» THE REQUEST: Quote the whole listing word for word, please.
═════ SUPPLIED DATA ═════
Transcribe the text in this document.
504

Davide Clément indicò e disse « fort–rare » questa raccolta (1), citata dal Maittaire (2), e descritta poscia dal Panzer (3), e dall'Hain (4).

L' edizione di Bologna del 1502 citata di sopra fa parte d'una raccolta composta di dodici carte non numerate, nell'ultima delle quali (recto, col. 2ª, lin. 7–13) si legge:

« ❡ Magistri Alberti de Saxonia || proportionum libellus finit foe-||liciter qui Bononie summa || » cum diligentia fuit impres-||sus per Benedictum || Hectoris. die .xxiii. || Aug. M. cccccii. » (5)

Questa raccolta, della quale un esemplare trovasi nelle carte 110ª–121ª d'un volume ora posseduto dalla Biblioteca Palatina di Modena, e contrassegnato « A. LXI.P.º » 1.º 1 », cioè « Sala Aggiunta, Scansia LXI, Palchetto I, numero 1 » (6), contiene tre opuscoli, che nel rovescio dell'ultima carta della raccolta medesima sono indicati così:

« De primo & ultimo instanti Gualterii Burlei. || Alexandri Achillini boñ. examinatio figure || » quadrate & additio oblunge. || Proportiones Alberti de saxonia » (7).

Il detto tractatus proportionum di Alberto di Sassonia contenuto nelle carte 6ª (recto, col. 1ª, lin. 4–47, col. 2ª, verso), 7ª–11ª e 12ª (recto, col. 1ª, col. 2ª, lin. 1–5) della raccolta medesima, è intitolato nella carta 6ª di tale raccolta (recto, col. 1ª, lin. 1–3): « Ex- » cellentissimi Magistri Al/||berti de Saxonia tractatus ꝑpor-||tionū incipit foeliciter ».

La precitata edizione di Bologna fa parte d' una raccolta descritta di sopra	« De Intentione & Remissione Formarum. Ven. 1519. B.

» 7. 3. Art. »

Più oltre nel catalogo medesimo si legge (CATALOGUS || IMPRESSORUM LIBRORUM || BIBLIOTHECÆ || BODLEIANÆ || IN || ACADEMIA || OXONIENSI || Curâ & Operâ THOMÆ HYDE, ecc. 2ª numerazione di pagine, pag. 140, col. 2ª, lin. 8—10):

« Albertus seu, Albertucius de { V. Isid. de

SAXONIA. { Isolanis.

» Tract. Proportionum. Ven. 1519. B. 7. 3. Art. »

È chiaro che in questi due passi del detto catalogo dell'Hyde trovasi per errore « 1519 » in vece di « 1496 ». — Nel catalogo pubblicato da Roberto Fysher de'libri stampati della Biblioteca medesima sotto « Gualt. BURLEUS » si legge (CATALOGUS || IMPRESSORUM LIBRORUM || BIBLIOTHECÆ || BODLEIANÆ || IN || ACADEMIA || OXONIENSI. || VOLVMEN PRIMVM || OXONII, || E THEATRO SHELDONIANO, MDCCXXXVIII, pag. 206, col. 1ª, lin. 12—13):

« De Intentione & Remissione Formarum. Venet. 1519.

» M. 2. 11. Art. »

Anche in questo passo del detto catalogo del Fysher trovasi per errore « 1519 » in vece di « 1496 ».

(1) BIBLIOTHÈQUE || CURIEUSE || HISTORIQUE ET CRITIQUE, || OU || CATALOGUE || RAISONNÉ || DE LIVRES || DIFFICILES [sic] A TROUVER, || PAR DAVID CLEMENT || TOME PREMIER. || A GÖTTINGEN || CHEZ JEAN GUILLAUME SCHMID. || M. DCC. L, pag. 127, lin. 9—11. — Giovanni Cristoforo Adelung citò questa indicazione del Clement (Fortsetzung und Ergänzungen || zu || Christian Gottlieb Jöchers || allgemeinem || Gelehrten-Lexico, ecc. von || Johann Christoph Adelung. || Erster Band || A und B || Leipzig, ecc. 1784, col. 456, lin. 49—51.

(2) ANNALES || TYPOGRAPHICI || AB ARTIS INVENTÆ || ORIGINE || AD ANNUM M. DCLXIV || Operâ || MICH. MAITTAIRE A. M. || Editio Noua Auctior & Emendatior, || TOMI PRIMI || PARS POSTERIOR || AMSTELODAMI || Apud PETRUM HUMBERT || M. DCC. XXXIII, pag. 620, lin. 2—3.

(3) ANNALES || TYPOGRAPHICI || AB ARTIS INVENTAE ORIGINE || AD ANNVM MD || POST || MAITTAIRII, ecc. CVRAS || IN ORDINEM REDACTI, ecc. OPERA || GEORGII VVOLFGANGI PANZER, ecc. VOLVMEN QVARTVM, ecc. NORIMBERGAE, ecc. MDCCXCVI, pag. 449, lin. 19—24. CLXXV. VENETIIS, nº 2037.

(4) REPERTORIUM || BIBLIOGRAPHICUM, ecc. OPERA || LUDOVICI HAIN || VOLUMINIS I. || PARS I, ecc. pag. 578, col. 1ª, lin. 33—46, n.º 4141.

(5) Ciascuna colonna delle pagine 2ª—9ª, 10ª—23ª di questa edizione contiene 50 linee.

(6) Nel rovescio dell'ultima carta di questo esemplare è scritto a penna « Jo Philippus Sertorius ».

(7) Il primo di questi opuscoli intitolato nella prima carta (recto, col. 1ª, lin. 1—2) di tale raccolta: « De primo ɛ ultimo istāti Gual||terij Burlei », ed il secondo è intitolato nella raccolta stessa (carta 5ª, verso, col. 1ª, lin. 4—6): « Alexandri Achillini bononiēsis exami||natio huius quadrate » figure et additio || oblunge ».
═════
» RESULT BELOW:
Transcribe the text in this document.
504

Davide Clément indicò e disse « fort–rare » questa raccolta (1), citata dal Maittaire (2), e descritta poscia dal Panzer (3), e dall'Hain (4).

L' edizione di Bologna del 1502 citata di sopra fa parte d'una raccolta composta di dodici carte non numerate, nell'ultima delle quali (recto, col. 2ª, lin. 7–13) si legge:

« ❡ Magistri Alberti de Saxonia || proportionum libellus finit foe-||liciter qui Bononie summa || » cum diligentia fuit impres-||sus per Benedictum || Hectoris. die .xxiii. || Aug. M. cccccii. » (5)

Questa raccolta, della quale un esemplare trovasi nelle carte 110ª–121ª d'un volume ora posseduto dalla Biblioteca Palatina di Modena, e contrassegnato « A. LXI.P.º » 1.º 1 », cioè « Sala Aggiunta, Scansia LXI, Palchetto I, numero 1 » (6), contiene tre opuscoli, che nel rovescio dell'ultima carta della raccolta medesima sono indicati così:

« De primo & ultimo instanti Gualterii Burlei. || Alexandri Achillini boñ. examinatio figure || » quadrate & additio oblunge. || Proportiones Alberti de saxonia » (7).

Il detto tractatus proportionum di Alberto di Sassonia contenuto nelle carte 6ª (recto, col. 1ª, lin. 4–47, col. 2ª, verso), 7ª–11ª e 12ª (recto, col. 1ª, col. 2ª, lin. 1–5) della raccolta medesima, è intitolato nella carta 6ª di tale raccolta (recto, col. 1ª, lin. 1–3): « Ex- » cellentissimi Magistri Al/||berti de Saxonia tractatus ꝑpor-||tionū incipit foeliciter ».

La precitata edizione di Bologna fa parte d' una raccolta descritta di sopra	« De Intentione & Remissione Formarum. Ven. 1519. B.

» 7. 3. Art. »

Più oltre nel catalogo medesimo si legge (CATALOGUS || IMPRESSORUM LIBRORUM || BIBLIOTHECÆ || BODLEIANÆ || IN || ACADEMIA || OXONIENSI || Curâ & Operâ THOMÆ HYDE, ecc. 2ª numerazione di pagine, pag. 140, col. 2ª, lin. 8—10):

« Albertus seu, Albertucius de { V. Isid. de

SAXONIA. { Isolanis.

» Tract. Proportionum. Ven. 1519. B. 7. 3. Art. »

È chiaro che in questi due passi del detto catalogo dell'Hyde trovasi per errore « 1519 » in vece di « 1496 ». — Nel catalogo pubblicato da Roberto Fysher de'libri stampati della Biblioteca medesima sotto « Gualt. BURLEUS » si legge (CATALOGUS || IMPRESSORUM LIBRORUM || BIBLIOTHECÆ || BODLEIANÆ || IN || ACADEMIA || OXONIENSI. || VOLVMEN PRIMVM || OXONII, || E THEATRO SHELDONIANO, MDCCXXXVIII, pag. 206, col. 1ª, lin. 12—13):

« De Intentione & Remissione Formarum. Venet. 1519.

» M. 2. 11. Art. »

Anche in questo passo del detto catalogo del Fysher trovasi per errore « 1519 » in vece di « 1496 ».

(1) BIBLIOTHÈQUE || CURIEUSE || HISTORIQUE ET CRITIQUE, || OU || CATALOGUE || RAISONNÉ || DE LIVRES || DIFFICILES [sic] A TROUVER, || PAR DAVID CLEMENT || TOME PREMIER. || A GÖTTINGEN || CHEZ JEAN GUILLAUME SCHMID. || M. DCC. L, pag. 127, lin. 9—11. — Giovanni Cristoforo Adelung citò questa indicazione del Clement (Fortsetzung und Ergänzungen || zu || Christian Gottlieb Jöchers || allgemeinem || Gelehrten-Lexico, ecc. von || Johann Christoph Adelung. || Erster Band || A und B || Leipzig, ecc. 1784, col. 456, lin. 49—51.

(2) ANNALES || TYPOGRAPHICI || AB ARTIS INVENTÆ || ORIGINE || AD ANNUM M. DCLXIV || Operâ || MICH. MAITTAIRE A. M. || Editio Noua Auctior & Emendatior, || TOMI PRIMI || PARS POSTERIOR || AMSTELODAMI || Apud PETRUM HUMBERT || M. DCC. XXXIII, pag. 620, lin. 2—3.

(3) ANNALES || TYPOGRAPHICI || AB ARTIS INVENTAE ORIGINE || AD ANNVM MD || POST || MAITTAIRII, ecc. CVRAS || IN ORDINEM REDACTI, ecc. OPERA || GEORGII VVOLFGANGI PANZER, ecc. VOLVMEN QVARTVM, ecc. NORIMBERGAE, ecc. MDCCXCVI, pag. 449, lin. 19—24. CLXXV. VENETIIS, nº 2037.

(4) REPERTORIUM || BIBLIOGRAPHICUM, ecc. OPERA || LUDOVICI HAIN || VOLUMINIS I. || PARS I, ecc. pag. 578, col. 1ª, lin. 33—46, n.º 4141.

(5) Ciascuna colonna delle pagine 2ª—9ª, 10ª—23ª di questa edizione contiene 50 linee.

(6) Nel rovescio dell'ultima carta di questo esemplare è scritto a penna « Jo Philippus Sertorius ».

(7) Il primo di questi opuscoli intitolato nella prima carta (recto, col. 1ª, lin. 1—2) di tale raccolta: « De primo ɛ ultimo istāti Gual||terij Burlei », ed il secondo è intitolato nella raccolta stessa (carta 5ª, verso, col. 1ª, lin. 4—6): « Alexandri Achillini bononiēsis exami||natio huius quadrate » figure et additio || oblunge ».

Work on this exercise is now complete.